* BEGIN Entries provided *

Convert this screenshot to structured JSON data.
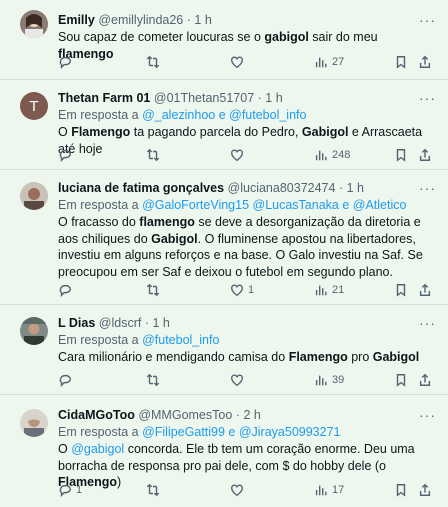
{
  "tweets": [
    {
      "name": "Emilly",
      "handle": "@emillylinda26",
      "time": "1 h",
      "reply_prefix": "",
      "reply_mentions": "",
      "body": [
        {
          "t": "Sou capaz de cometer loucuras se o "
        },
        {
          "t": "gabigol",
          "b": true
        },
        {
          "t": " sair do meu "
        },
        {
          "t": "flamengo",
          "b": true
        }
      ],
      "replies": "",
      "retweets": "",
      "likes": "",
      "views": "27"
    },
    {
      "name": "Thetan Farm 01",
      "handle": "@01Thetan51707",
      "time": "1 h",
      "avatar_letter": "T",
      "reply_prefix": "Em resposta a ",
      "reply_mentions": "@_alezinhoo e @futebol_info",
      "body": [
        {
          "t": "O "
        },
        {
          "t": "Flamengo",
          "b": true
        },
        {
          "t": " ta pagando parcela do Pedro, "
        },
        {
          "t": "Gabigol",
          "b": true
        },
        {
          "t": " e Arrascaeta até hoje"
        }
      ],
      "replies": "",
      "retweets": "",
      "likes": "",
      "views": "248"
    },
    {
      "name": "luciana de fatima gonçalves",
      "handle": "@luciana80372474",
      "time": "1 h",
      "reply_prefix": "Em resposta a ",
      "reply_mentions": "@GaloForteVing15 @LucasTanaka e @Atletico",
      "body": [
        {
          "t": "O fracasso do "
        },
        {
          "t": "flamengo",
          "b": true
        },
        {
          "t": " se deve a desorganização da diretoria e aos chiliques do "
        },
        {
          "t": "Gabigol",
          "b": true
        },
        {
          "t": ". O fluminense apostou na libertadores, investiu em alguns reforços e na base. O Galo investiu na Saf.  Se preocupou em ser Saf e deixou o futebol em segundo plano."
        }
      ],
      "replies": "",
      "retweets": "",
      "likes": "1",
      "views": "21"
    },
    {
      "name": "L Dias",
      "handle": "@ldscrf",
      "time": "1 h",
      "reply_prefix": "Em resposta a ",
      "reply_mentions": "@futebol_info",
      "body": [
        {
          "t": "Cara milionário e mendigando camisa do "
        },
        {
          "t": "Flamengo",
          "b": true
        },
        {
          "t": " pro "
        },
        {
          "t": "Gabigol",
          "b": true
        }
      ],
      "replies": "",
      "retweets": "",
      "likes": "",
      "views": "39"
    },
    {
      "name": "CidaMGoToo",
      "handle": "@MMGomesToo",
      "time": "2 h",
      "reply_prefix": "Em resposta a ",
      "reply_mentions": "@FilipeGatti99 e @Jiraya50993271",
      "body": [
        {
          "t": "O "
        },
        {
          "t": "@gabigol",
          "m": true
        },
        {
          "t": " concorda. Ele tb tem um coração enorme. Deu uma borracha de responsa pro pai dele, com $ do hobby dele (o "
        },
        {
          "t": "Flamengo",
          "b": true
        },
        {
          "t": ")"
        }
      ],
      "replies": "1",
      "retweets": "",
      "likes": "",
      "views": "17"
    }
  ],
  "icons": {
    "reply": "reply-icon",
    "retweet": "retweet-icon",
    "like": "heart-icon",
    "views": "views-icon",
    "bookmark": "bookmark-icon",
    "share": "share-icon",
    "more": "more-icon"
  },
  "colors": {
    "background": "#eef7ee",
    "link": "#1d9bf0",
    "secondary_text": "#536471"
  }
}
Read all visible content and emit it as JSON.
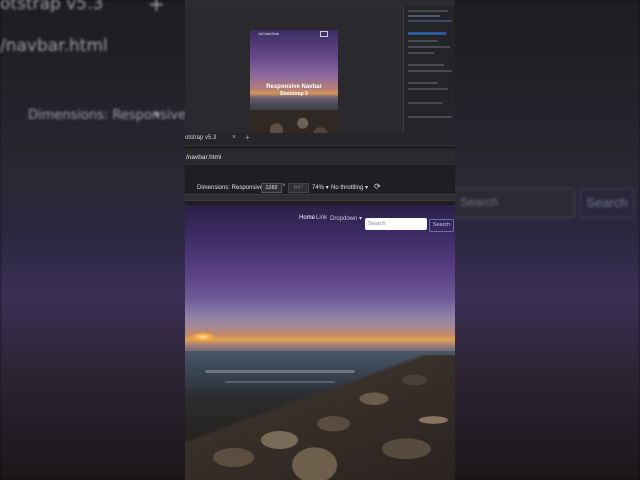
{
  "background": {
    "tab_label": "otstrap v5.3",
    "url": "/navbar.html",
    "dimensions": "Dimensions: Responsive",
    "dimensions_caret": "▾",
    "search_placeholder": "Search",
    "search_button": "Search"
  },
  "devtools_preview": {
    "brand": "JsCodeHub",
    "hero_title": "Responsive Navbar",
    "hero_subtitle": "Bootstrap 5"
  },
  "browser": {
    "tab_label": "otstrap v5.3",
    "url": "/navbar.html"
  },
  "device_toolbar": {
    "dimensions": "Dimensions: Responsive ▾",
    "width": "1282",
    "times": "×",
    "height": "847",
    "zoom": "74% ▾",
    "throttle": "No throttling ▾",
    "rotate_icon": "rotate-icon"
  },
  "page": {
    "nav_home": "Home",
    "nav_link": "Link",
    "nav_dropdown": "Dropdown ▾",
    "search_placeholder": "Search",
    "search_button": "Search"
  },
  "colors": {
    "accent": "#6b6fa8",
    "sky": "#3d2d68"
  }
}
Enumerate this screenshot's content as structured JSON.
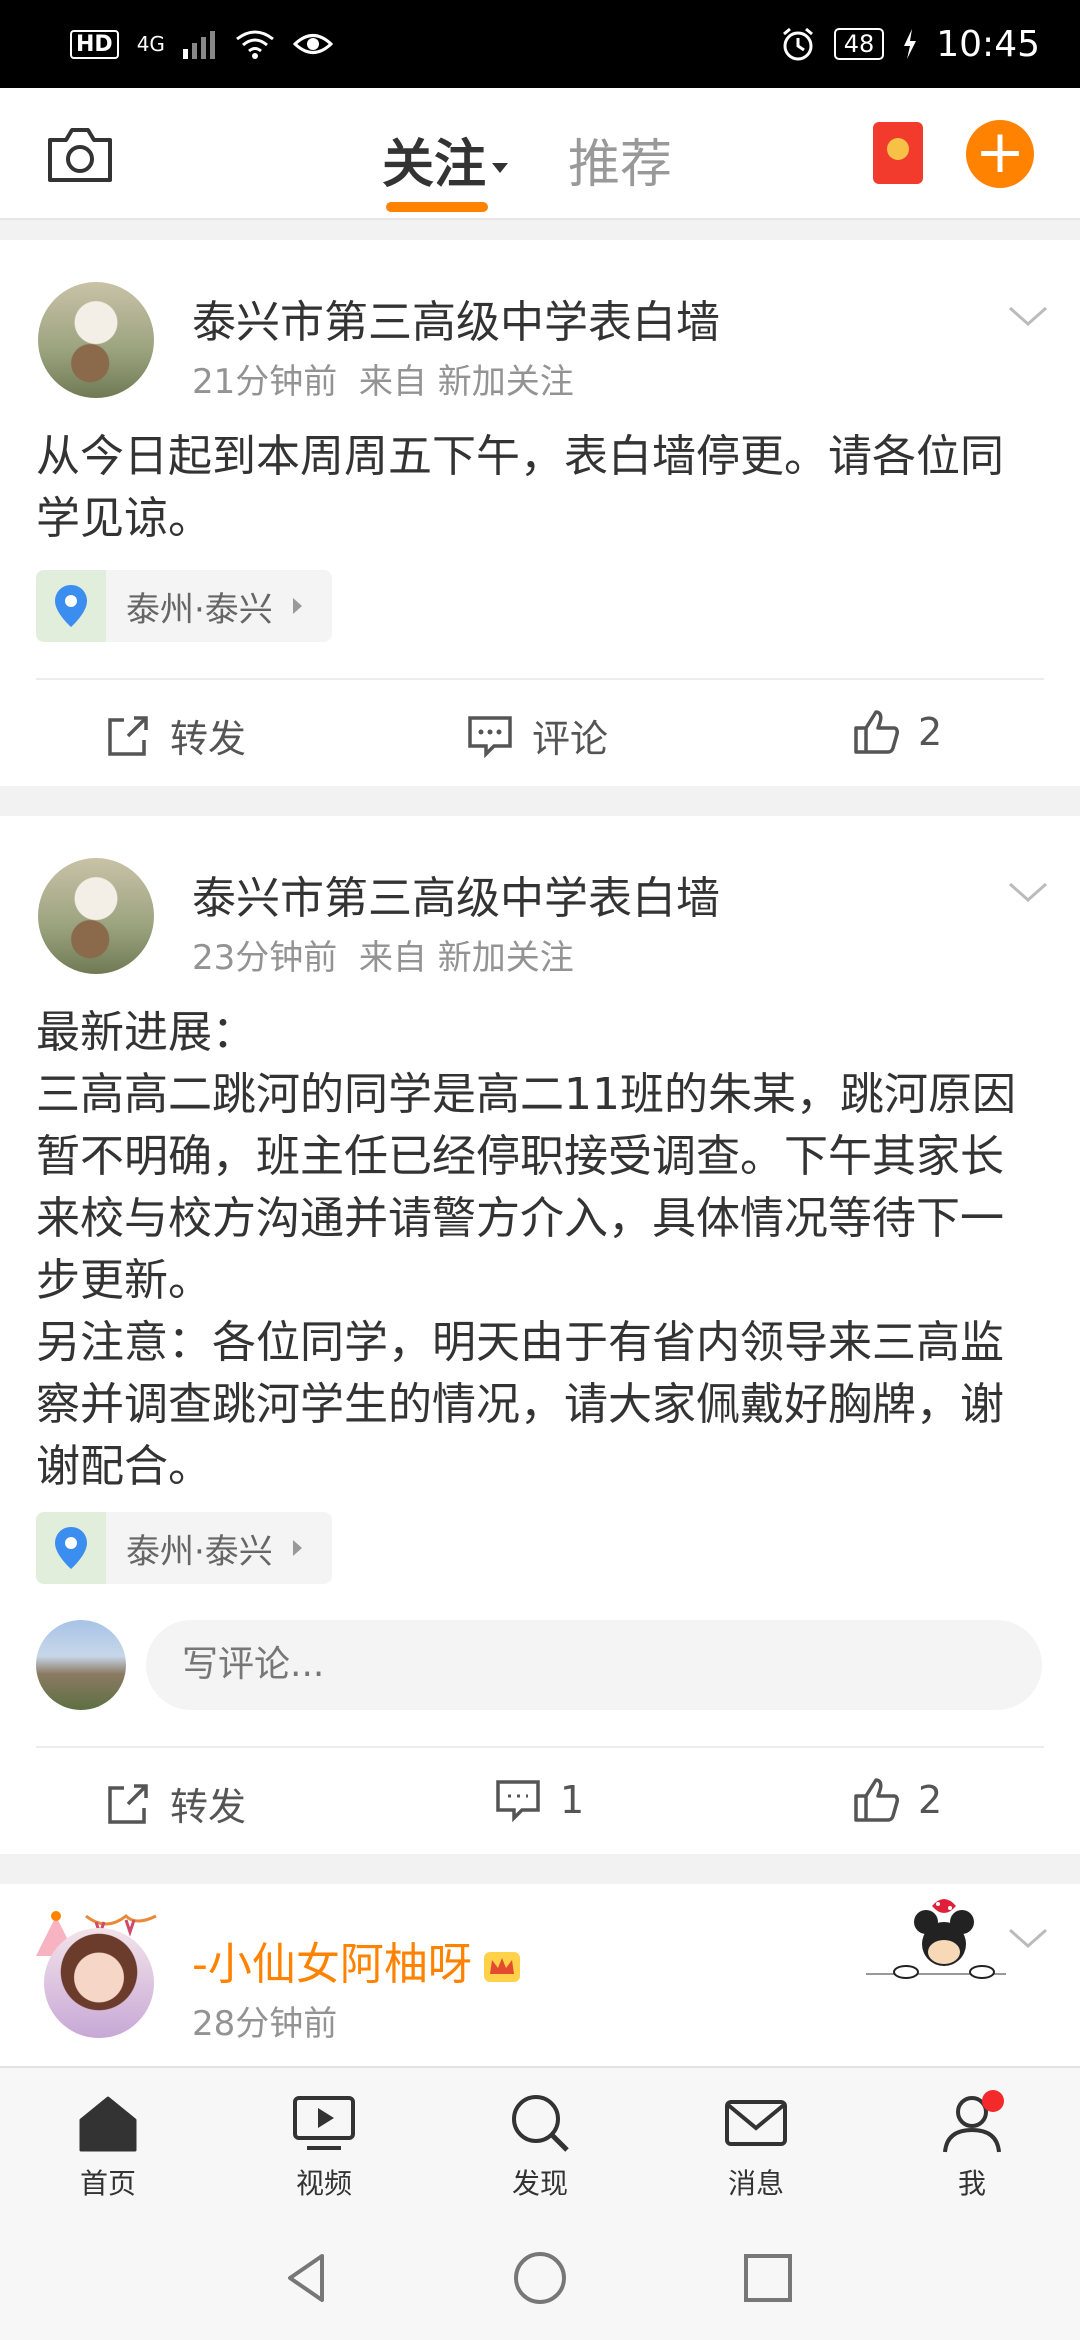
{
  "status_bar": {
    "hd": "HD",
    "network": "4G",
    "battery": "48",
    "time": "10:45"
  },
  "top_nav": {
    "tabs": [
      {
        "label": "关注",
        "active": true
      },
      {
        "label": "推荐",
        "active": false
      }
    ],
    "accent_color": "#ff8200"
  },
  "posts": [
    {
      "author": "泰兴市第三高级中学表白墙",
      "time": "21分钟前",
      "source": "来自 新加关注",
      "text": "从今日起到本周周五下午，表白墙停更。请各位同学见谅。",
      "location": "泰州·泰兴",
      "actions": {
        "repost": "转发",
        "comment": "评论",
        "like_count": "2"
      }
    },
    {
      "author": "泰兴市第三高级中学表白墙",
      "time": "23分钟前",
      "source": "来自 新加关注",
      "text": "最新进展：\n三高高二跳河的同学是高二11班的朱某，跳河原因暂不明确，班主任已经停职接受调查。下午其家长来校与校方沟通并请警方介入，具体情况等待下一步更新。\n另注意：各位同学，明天由于有省内领导来三高监察并调查跳河学生的情况，请大家佩戴好胸牌，谢谢配合。",
      "location": "泰州·泰兴",
      "comment_placeholder": "写评论...",
      "actions": {
        "repost": "转发",
        "comment_count": "1",
        "like_count": "2"
      }
    },
    {
      "author": "-小仙女阿柚呀",
      "time": "28分钟前"
    }
  ],
  "tab_bar": {
    "items": [
      {
        "label": "首页",
        "icon": "home-icon"
      },
      {
        "label": "视频",
        "icon": "video-icon"
      },
      {
        "label": "发现",
        "icon": "search-icon"
      },
      {
        "label": "消息",
        "icon": "mail-icon"
      },
      {
        "label": "我",
        "icon": "profile-icon"
      }
    ]
  }
}
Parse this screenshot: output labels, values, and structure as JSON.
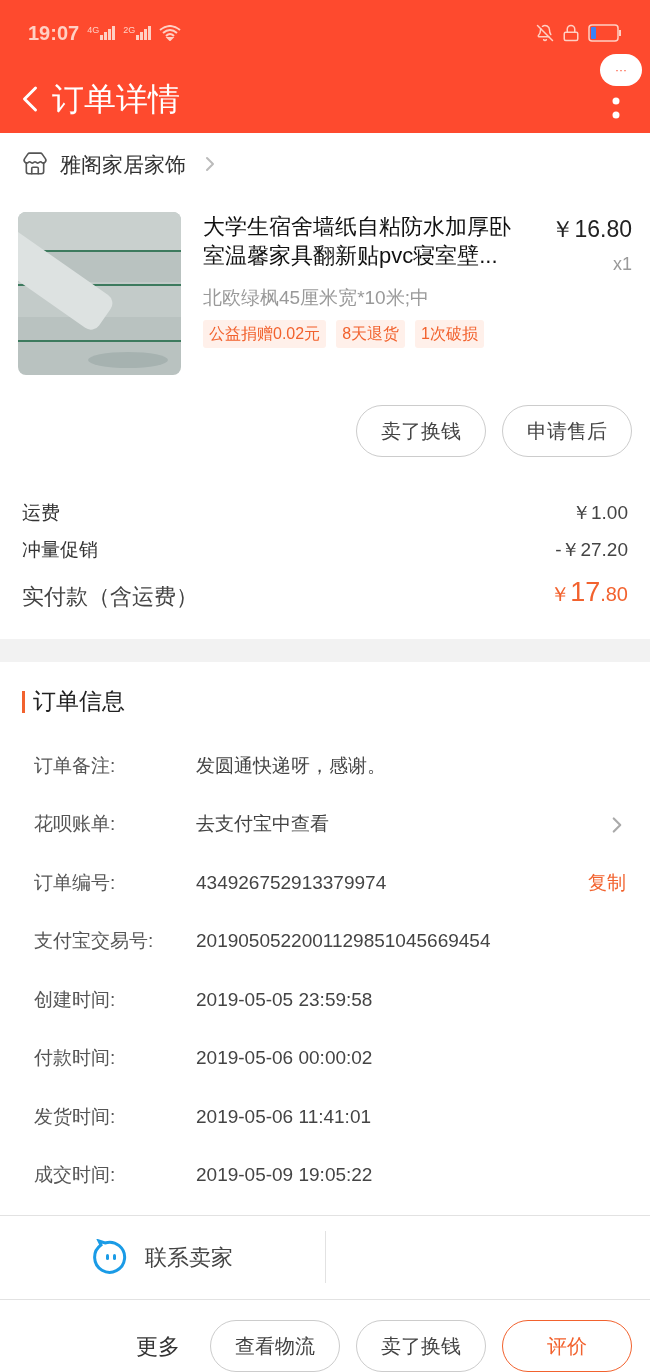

* END Entries provided *

# Required work
Copy each line in full and exactly, omitting any picture.

# Answer
Convert this screenshot to structured JSON data.
{
  "tweets": [
    {
      "name": "Emilly",
      "handle": "@emillylinda26",
      "time": "1 h",
      "reply_prefix": "",
      "reply_mentions": "",
      "body": [
        {
          "t": "Sou capaz de cometer loucuras se o "
        },
        {
          "t": "gabigol",
          "b": true
        },
        {
          "t": " sair do meu "
        },
        {
          "t": "flamengo",
          "b": true
        }
      ],
      "replies": "",
      "retweets": "",
      "likes": "",
      "views": "27"
    },
    {
      "name": "Thetan Farm 01",
      "handle": "@01Thetan51707",
      "time": "1 h",
      "avatar_letter": "T",
      "reply_prefix": "Em resposta a ",
      "reply_mentions": "@_alezinhoo e @futebol_info",
      "body": [
        {
          "t": "O "
        },
        {
          "t": "Flamengo",
          "b": true
        },
        {
          "t": " ta pagando parcela do Pedro, "
        },
        {
          "t": "Gabigol",
          "b": true
        },
        {
          "t": " e Arrascaeta até hoje"
        }
      ],
      "replies": "",
      "retweets": "",
      "likes": "",
      "views": "248"
    },
    {
      "name": "luciana de fatima gonçalves",
      "handle": "@luciana80372474",
      "time": "1 h",
      "reply_prefix": "Em resposta a ",
      "reply_mentions": "@GaloForteVing15 @LucasTanaka e @Atletico",
      "body": [
        {
          "t": "O fracasso do "
        },
        {
          "t": "flamengo",
          "b": true
        },
        {
          "t": " se deve a desorganização da diretoria e aos chiliques do "
        },
        {
          "t": "Gabigol",
          "b": true
        },
        {
          "t": ". O fluminense apostou na libertadores, investiu em alguns reforços e na base. O Galo investiu na Saf.  Se preocupou em ser Saf e deixou o futebol em segundo plano."
        }
      ],
      "replies": "",
      "retweets": "",
      "likes": "1",
      "views": "21"
    },
    {
      "name": "L Dias",
      "handle": "@ldscrf",
      "time": "1 h",
      "reply_prefix": "Em resposta a ",
      "reply_mentions": "@futebol_info",
      "body": [
        {
          "t": "Cara milionário e mendigando camisa do "
        },
        {
          "t": "Flamengo",
          "b": true
        },
        {
          "t": " pro "
        },
        {
          "t": "Gabigol",
          "b": true
        }
      ],
      "replies": "",
      "retweets": "",
      "likes": "",
      "views": "39"
    },
    {
      "name": "CidaMGoToo",
      "handle": "@MMGomesToo",
      "time": "2 h",
      "reply_prefix": "Em resposta a ",
      "reply_mentions": "@FilipeGatti99 e @Jiraya50993271",
      "body": [
        {
          "t": "O "
        },
        {
          "t": "@gabigol",
          "m": true
        },
        {
          "t": " concorda. Ele tb tem um coração enorme. Deu uma borracha de responsa pro pai dele, com $ do hobby dele (o "
        },
        {
          "t": "Flamengo",
          "b": true
        },
        {
          "t": ")"
        }
      ],
      "replies": "1",
      "retweets": "",
      "likes": "",
      "views": "17"
    }
  ],
  "icons": {
    "reply": "reply-icon",
    "retweet": "retweet-icon",
    "like": "heart-icon",
    "views": "views-icon",
    "bookmark": "bookmark-icon",
    "share": "share-icon",
    "more": "more-icon"
  },
  "colors": {
    "background": "#eef7ee",
    "link": "#1d9bf0",
    "secondary_text": "#536471"
  }
}
Read all visible content and emit it as JSON.
{
  "background": {
    "tab_label": "otstrap v5.3",
    "url": "/navbar.html",
    "dimensions": "Dimensions: Responsive",
    "dimensions_caret": "▾",
    "search_placeholder": "Search",
    "search_button": "Search"
  },
  "devtools_preview": {
    "brand": "JsCodeHub",
    "hero_title": "Responsive Navbar",
    "hero_subtitle": "Bootstrap 5"
  },
  "browser": {
    "tab_label": "otstrap v5.3",
    "url": "/navbar.html"
  },
  "device_toolbar": {
    "dimensions": "Dimensions: Responsive ▾",
    "width": "1282",
    "times": "×",
    "height": "847",
    "zoom": "74% ▾",
    "throttle": "No throttling ▾",
    "rotate_icon": "rotate-icon"
  },
  "page": {
    "nav_home": "Home",
    "nav_link": "Link",
    "nav_dropdown": "Dropdown ▾",
    "search_placeholder": "Search",
    "search_button": "Search"
  },
  "colors": {
    "accent": "#6b6fa8",
    "sky": "#3d2d68"
  }
}
Enumerate this screenshot's content as structured JSON.
{
  "status_bar": {
    "hd": "HD",
    "network": "4G",
    "battery": "48",
    "time": "10:45"
  },
  "top_nav": {
    "tabs": [
      {
        "label": "关注",
        "active": true
      },
      {
        "label": "推荐",
        "active": false
      }
    ],
    "accent_color": "#ff8200"
  },
  "posts": [
    {
      "author": "泰兴市第三高级中学表白墙",
      "time": "21分钟前",
      "source": "来自 新加关注",
      "text": "从今日起到本周周五下午，表白墙停更。请各位同学见谅。",
      "location": "泰州·泰兴",
      "actions": {
        "repost": "转发",
        "comment": "评论",
        "like_count": "2"
      }
    },
    {
      "author": "泰兴市第三高级中学表白墙",
      "time": "23分钟前",
      "source": "来自 新加关注",
      "text": "最新进展：\n三高高二跳河的同学是高二11班的朱某，跳河原因暂不明确，班主任已经停职接受调查。下午其家长来校与校方沟通并请警方介入，具体情况等待下一步更新。\n另注意：各位同学，明天由于有省内领导来三高监察并调查跳河学生的情况，请大家佩戴好胸牌，谢谢配合。",
      "location": "泰州·泰兴",
      "comment_placeholder": "写评论...",
      "actions": {
        "repost": "转发",
        "comment_count": "1",
        "like_count": "2"
      }
    },
    {
      "author": "-小仙女阿柚呀",
      "time": "28分钟前"
    }
  ],
  "tab_bar": {
    "items": [
      {
        "label": "首页",
        "icon": "home-icon"
      },
      {
        "label": "视频",
        "icon": "video-icon"
      },
      {
        "label": "发现",
        "icon": "search-icon"
      },
      {
        "label": "消息",
        "icon": "mail-icon"
      },
      {
        "label": "我",
        "icon": "profile-icon"
      }
    ]
  }
}
Parse this screenshot: output labels, values, and structure as JSON.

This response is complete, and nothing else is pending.